Texte présenté ▸
************

Sylvain Maurice s’empare du Penthésilée de Heinrich von Kleist. Il concentre son adaptation sur la figure éponyme de la reine des Amazones, dont il confie le rôle à Norah Krief. Entourée des musiciens Rishab Prasanna et Dayan Korolic, elle est dans La Fête des roses une merveilleuse conteuse d’aujourd’hui habitée par une guerrière d’hier.
Lorsqu’elle entre en scène avec Rishab Prasann et Dayan Korolic, juchée sur de hauts talons très pailletés, Norah Krief a tout de la chanteuse venue de loin pour donner le meilleur à ses admirateurs locaux. En l’occurrence, ceux de Sartrouville, où est créée La Fête des Roses mise en scène par Sylvain Maurice. Avec son long manteau noir qui laisse voir le bas d’un chic pantalon à motifs militaires, et son espèce de toque surmontée d’une plume – la costumière Olga Karpinsky réussit là un bel assemblage –, la comédienne brouille toutefois sa propre piste : si une pièce de son costume évoque quelque partie du monde, une autre nous en éloigne pour nous emmener ailleurs. Peut-être dans la Tunisie de sa mère, qu’elle convoque avec force dans son spectacle Al Atlal, où elle est là aussi entourée de musiciens virtuoses. Mais ce n’est pas en arabe que Norah Krief nous présente, texte à l’appui, la raison de sa présence sur scène : le récit du destin de l’héroïne éponyme de Penthésilée de Heinrich von Kleist, traduit en français par Ruth Orthmann et Éloi Recoing.
Nous voilà donc partis avec la comédienne et ses deux musiciens pour une Grèce antique que la première semble découvrir à mesure qu’elle s’empare de l’adaptation du texte de Kleist réalisée par Sylvain Maurice. « Je vais vous raconter un épisode méconnu de la Guerre de Troie – vous savez l’Illiade, ce grand texte écrit par Homère en 850 avant notre ère – enfin on a pas la date exacte hein… », commence-t-elle. Le voyage s’annonce très personnel. À sa manière de s’adresser directement à nous, de commenter par quelques mots mais surtout avec force sourires pleins de sous-entendus et autant d’hésitations l’histoire de Penthésilée la reine des Amazones, Norah Krief exprime autant sa distance par rapport à la guerrière grecque et à son amour impossible pour Achille que son désir d’aller vers eux. Si elle commence comme un conte, comme une fable légère grâce à la manière dont l’actrice s’amuse des comportements excessifs, violents de ses protagonistes, La Fête des Roses finit en drame. En sang et en larmes.

************

Exercice écrit 1 ▸
Réécrivez le passage du texte présenté compris entre "Sylvain Maurice s’empare" et "une guerrière d’hier.", inclus, en changeant "conteuse" en "narratrice".

Données d'entrée ▸
************

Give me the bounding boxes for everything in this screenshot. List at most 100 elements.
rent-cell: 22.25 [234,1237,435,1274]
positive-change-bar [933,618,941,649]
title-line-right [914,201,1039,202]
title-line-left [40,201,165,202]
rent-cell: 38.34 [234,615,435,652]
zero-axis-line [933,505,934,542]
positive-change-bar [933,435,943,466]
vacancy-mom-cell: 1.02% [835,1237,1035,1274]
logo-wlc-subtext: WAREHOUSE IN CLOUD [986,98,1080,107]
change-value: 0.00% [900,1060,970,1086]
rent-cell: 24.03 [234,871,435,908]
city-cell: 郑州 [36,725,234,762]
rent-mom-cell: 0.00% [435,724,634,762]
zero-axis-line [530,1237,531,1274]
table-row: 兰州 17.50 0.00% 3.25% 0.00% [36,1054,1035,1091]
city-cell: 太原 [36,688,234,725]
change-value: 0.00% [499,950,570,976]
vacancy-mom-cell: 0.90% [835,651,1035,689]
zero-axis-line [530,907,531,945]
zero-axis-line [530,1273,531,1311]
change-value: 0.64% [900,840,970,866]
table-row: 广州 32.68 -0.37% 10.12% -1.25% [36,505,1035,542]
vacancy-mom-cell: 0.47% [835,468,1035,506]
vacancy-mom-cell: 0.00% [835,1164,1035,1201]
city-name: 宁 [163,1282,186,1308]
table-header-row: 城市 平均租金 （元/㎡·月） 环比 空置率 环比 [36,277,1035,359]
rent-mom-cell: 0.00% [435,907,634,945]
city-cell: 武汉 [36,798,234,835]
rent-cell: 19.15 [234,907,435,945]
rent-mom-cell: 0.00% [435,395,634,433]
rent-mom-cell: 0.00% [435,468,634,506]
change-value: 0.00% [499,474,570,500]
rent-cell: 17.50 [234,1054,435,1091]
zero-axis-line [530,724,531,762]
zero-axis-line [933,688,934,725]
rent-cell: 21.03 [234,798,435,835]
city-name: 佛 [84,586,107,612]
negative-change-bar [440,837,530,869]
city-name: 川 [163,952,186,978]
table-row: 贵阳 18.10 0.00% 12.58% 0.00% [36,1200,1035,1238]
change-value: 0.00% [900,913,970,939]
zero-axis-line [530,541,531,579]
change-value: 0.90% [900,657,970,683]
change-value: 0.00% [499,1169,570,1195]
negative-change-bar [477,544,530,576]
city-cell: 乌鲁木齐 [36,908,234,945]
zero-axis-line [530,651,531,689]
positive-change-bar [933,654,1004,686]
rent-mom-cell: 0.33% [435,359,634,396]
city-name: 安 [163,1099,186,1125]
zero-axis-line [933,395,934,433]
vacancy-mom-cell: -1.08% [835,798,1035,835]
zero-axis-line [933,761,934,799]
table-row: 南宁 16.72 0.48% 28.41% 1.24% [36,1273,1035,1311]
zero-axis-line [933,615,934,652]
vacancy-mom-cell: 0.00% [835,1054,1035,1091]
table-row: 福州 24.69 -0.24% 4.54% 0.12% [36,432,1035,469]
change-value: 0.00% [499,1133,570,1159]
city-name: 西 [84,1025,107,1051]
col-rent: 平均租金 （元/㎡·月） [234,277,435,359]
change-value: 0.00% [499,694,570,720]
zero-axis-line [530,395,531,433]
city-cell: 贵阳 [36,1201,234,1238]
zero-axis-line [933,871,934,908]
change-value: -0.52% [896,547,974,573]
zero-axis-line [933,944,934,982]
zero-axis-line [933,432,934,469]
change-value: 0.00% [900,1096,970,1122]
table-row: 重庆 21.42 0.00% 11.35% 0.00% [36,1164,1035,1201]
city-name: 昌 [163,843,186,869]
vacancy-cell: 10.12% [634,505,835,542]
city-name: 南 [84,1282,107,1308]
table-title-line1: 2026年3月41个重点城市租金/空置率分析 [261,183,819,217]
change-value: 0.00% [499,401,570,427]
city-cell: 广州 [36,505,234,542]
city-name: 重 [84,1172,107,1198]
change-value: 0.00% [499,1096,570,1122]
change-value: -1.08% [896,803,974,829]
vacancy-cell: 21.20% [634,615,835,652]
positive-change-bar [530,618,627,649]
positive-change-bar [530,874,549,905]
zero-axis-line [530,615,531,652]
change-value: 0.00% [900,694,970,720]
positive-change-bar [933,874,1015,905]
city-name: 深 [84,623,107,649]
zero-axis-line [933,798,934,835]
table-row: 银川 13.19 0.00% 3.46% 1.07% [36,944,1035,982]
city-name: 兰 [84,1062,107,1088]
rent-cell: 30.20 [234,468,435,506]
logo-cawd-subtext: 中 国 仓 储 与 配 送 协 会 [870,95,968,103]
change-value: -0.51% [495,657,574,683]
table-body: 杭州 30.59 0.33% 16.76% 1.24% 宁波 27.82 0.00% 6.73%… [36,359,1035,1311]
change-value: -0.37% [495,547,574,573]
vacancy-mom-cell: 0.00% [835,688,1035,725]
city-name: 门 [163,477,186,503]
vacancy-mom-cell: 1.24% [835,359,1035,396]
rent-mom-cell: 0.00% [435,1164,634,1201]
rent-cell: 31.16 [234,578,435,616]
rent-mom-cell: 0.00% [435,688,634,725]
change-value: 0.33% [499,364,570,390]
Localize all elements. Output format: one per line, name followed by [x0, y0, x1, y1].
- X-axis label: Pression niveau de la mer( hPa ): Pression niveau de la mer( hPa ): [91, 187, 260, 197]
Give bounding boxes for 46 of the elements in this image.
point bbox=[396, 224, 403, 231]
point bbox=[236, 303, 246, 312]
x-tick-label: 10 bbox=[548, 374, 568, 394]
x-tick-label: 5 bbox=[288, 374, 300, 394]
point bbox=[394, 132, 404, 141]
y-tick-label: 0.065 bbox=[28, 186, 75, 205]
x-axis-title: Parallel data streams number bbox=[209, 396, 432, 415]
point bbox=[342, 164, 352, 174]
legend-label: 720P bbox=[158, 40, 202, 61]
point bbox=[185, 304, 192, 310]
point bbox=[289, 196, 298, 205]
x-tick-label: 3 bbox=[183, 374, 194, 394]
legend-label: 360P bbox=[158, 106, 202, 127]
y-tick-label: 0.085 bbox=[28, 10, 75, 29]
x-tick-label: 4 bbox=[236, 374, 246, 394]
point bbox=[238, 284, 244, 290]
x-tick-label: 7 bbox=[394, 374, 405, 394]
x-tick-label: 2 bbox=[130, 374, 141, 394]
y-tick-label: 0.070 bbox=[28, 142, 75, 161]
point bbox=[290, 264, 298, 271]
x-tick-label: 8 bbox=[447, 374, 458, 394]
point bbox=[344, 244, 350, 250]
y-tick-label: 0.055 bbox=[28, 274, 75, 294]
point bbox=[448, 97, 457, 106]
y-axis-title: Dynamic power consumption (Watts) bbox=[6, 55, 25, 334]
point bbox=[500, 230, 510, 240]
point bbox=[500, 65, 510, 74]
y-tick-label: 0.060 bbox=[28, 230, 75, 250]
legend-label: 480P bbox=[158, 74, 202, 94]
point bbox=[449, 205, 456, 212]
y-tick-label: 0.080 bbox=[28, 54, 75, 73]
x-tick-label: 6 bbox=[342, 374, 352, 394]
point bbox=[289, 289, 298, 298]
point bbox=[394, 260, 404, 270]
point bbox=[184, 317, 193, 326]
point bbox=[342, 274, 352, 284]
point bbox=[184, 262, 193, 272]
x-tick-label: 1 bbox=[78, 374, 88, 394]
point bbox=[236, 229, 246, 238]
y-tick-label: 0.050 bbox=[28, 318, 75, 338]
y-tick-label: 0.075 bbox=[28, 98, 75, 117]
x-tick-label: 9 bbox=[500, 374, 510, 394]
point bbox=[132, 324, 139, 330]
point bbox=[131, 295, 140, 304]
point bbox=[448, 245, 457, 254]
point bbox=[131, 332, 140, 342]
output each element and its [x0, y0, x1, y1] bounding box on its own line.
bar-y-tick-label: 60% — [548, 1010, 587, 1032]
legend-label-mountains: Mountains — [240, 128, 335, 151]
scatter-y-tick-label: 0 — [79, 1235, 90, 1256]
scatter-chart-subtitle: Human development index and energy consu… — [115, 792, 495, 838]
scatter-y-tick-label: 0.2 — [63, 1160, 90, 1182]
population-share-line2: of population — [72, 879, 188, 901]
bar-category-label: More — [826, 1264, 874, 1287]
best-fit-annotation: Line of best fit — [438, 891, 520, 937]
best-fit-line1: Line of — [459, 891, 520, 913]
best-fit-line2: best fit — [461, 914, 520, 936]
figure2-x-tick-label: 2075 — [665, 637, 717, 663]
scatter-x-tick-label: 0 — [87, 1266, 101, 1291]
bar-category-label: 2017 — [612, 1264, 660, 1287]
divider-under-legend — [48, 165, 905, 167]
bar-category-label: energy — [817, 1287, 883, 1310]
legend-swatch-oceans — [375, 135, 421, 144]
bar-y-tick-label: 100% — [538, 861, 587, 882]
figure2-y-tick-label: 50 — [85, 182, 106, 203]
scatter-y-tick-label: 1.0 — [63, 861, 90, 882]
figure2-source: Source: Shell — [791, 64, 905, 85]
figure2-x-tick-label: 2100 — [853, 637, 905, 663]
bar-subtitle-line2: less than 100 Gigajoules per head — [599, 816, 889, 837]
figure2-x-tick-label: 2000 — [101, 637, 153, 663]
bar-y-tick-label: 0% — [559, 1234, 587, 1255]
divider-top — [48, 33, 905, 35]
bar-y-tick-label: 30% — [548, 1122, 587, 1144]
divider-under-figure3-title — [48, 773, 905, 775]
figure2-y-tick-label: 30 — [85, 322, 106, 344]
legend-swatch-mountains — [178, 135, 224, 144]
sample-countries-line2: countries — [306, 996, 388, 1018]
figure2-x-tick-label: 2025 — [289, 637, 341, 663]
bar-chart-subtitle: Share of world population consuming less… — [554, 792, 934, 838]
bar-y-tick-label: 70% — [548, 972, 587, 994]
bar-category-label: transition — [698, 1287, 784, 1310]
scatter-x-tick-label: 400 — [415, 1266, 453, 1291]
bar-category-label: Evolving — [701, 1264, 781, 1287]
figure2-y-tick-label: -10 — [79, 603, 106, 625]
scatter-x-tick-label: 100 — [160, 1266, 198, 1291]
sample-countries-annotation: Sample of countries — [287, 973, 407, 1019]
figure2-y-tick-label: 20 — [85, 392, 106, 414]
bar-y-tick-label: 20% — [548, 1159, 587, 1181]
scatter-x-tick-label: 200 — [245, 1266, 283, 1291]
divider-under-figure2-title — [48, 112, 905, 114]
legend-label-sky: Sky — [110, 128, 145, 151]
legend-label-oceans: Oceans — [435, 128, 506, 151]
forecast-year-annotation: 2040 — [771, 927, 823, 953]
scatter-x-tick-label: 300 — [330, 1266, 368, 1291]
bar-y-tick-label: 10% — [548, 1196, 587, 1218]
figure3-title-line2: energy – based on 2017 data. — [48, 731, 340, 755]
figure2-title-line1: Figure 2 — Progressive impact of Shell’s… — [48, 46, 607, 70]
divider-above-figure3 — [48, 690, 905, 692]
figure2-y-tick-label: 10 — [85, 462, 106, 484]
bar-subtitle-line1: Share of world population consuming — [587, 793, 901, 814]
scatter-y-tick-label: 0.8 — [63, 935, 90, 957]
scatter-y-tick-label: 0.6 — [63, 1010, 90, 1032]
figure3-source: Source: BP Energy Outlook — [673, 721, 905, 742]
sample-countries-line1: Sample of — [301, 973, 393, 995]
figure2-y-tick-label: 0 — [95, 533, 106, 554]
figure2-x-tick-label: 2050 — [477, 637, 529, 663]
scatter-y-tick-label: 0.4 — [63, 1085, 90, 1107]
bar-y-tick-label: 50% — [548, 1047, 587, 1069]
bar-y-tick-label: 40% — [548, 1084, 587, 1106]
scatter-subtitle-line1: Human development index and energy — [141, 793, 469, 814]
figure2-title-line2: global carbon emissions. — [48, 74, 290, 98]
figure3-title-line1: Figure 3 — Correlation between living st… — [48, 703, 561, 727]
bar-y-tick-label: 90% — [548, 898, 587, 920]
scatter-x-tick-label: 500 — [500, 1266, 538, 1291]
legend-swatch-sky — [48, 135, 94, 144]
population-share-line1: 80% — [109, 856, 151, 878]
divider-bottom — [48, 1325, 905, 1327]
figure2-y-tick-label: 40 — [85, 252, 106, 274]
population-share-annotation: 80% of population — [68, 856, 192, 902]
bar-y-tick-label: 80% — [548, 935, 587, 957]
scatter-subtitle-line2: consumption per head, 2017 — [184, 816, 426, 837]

************

Exercice écrit 2 ▸
Transformez en tableau Markdown les entrées comprises entre leur début et la ligne contenant "zero-axis-line [530,1237,531,1274]", incluse, avec une colonne "Numéro" et une colonne "Ligne d'entrée", sans les lignes vides.

Résultat attendu 1 ▸
Sylvain Maurice s’empare du Penthésilée de Heinrich von Kleist. Il concentre son adaptation sur la figure éponyme de la reine des Amazones, dont il confie le rôle à Norah Krief. Entourée des musiciens Rishab Prasanna et Dayan Korolic, elle est dans La Fête des roses une merveilleuse narratrice d’aujourd’hui habitée par une guerrière d’hier.

Résultat attendu 2 ▸
| Numéro | Ligne d'entrée |
|---|---|
| 1 | Give me the bounding boxes for everything in this screenshot. List at most 100 elements. |
| 2 | rent-cell: 22.25 [234,1237,435,1274] |
| 3 | positive-change-bar [933,618,941,649] |
| 4 | title-line-right [914,201,1039,202] |
| 5 | title-line-left [40,201,165,202] |
| 6 | rent-cell: 38.34 [234,615,435,652] |
| 7 | zero-axis-line [933,505,934,542] |
| 8 | positive-change-bar [933,435,943,466] |
| 9 | vacancy-mom-cell: 1.02% [835,1237,1035,1274] |
| 10 | logo-wlc-subtext: WAREHOUSE IN CLOUD [986,98,1080,107] |
| 11 | change-value: 0.00% [900,1060,970,1086] |
| 12 | rent-cell: 24.03 [234,871,435,908] |
| 13 | city-cell: 郑州 [36,725,234,762] |
| 14 | rent-mom-cell: 0.00% [435,724,634,762] |
| 15 | zero-axis-line [530,1237,531,1274] |